::: Dataset extract :::
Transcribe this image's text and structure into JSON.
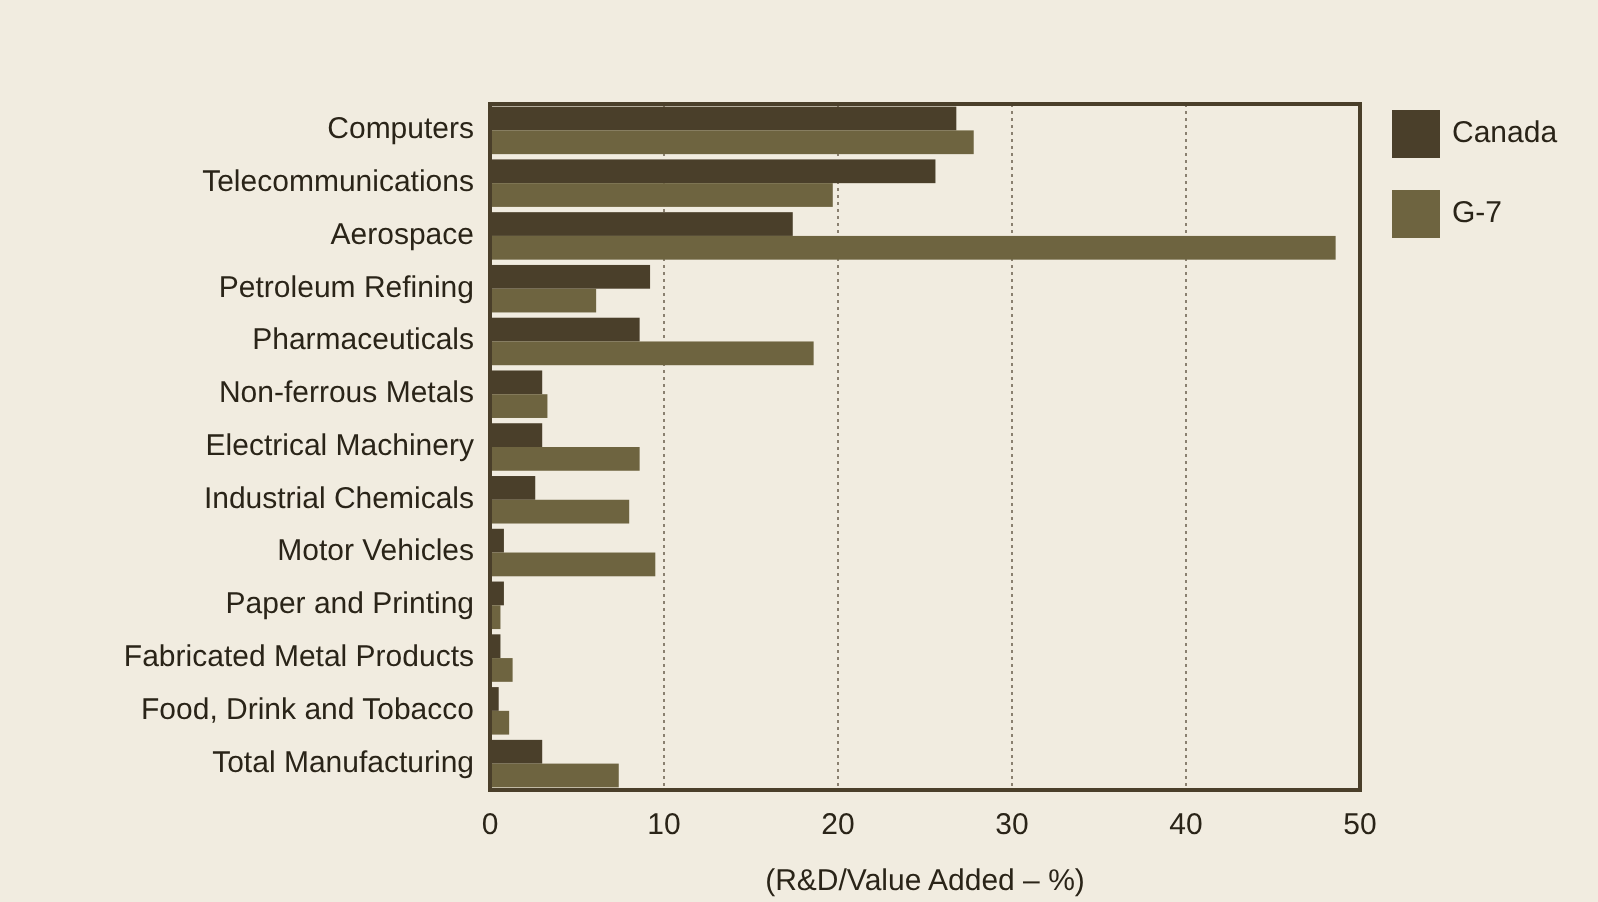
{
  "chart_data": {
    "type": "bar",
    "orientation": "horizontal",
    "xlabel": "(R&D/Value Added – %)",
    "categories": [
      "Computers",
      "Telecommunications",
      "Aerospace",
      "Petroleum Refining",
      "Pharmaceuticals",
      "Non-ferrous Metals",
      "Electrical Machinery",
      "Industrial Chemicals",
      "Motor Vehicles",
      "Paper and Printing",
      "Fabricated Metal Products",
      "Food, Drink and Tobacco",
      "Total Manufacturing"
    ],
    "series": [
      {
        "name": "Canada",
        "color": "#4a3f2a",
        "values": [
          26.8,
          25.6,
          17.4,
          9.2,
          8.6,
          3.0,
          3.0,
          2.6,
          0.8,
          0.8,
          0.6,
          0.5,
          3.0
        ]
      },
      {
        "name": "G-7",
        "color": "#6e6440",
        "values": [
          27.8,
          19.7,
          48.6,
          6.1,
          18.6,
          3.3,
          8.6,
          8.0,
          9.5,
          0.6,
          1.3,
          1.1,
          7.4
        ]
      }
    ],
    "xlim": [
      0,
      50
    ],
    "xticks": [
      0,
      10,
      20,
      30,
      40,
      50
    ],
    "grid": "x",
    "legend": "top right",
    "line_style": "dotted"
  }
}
:::
::: Dataset extract :::
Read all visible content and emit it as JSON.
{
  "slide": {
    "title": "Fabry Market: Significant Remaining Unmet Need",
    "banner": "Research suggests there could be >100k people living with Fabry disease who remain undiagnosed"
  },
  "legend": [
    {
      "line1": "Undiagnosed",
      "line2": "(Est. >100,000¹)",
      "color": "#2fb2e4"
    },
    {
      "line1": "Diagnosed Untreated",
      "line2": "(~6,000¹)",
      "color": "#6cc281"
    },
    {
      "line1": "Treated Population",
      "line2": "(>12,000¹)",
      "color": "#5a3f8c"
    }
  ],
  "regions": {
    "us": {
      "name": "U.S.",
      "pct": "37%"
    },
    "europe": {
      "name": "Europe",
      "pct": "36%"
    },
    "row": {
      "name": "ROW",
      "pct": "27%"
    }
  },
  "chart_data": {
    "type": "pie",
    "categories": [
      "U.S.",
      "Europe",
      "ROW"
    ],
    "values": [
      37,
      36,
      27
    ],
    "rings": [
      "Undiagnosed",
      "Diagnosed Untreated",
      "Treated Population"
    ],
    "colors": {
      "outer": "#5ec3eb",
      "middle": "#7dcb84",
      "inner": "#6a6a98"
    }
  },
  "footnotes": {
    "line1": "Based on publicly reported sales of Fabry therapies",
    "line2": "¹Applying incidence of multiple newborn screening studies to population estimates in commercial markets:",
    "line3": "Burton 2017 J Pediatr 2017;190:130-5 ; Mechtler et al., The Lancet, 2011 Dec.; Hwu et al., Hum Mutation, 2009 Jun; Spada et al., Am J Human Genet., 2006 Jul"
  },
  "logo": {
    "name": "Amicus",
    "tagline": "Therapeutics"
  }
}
:::
> **Problem statement**: Check each line of the records for the word "JSON" and extract those that contain it.

> **Solution to this task**:
Transcribe this image's text and structure into JSON.
Read all visible content and emit it as JSON.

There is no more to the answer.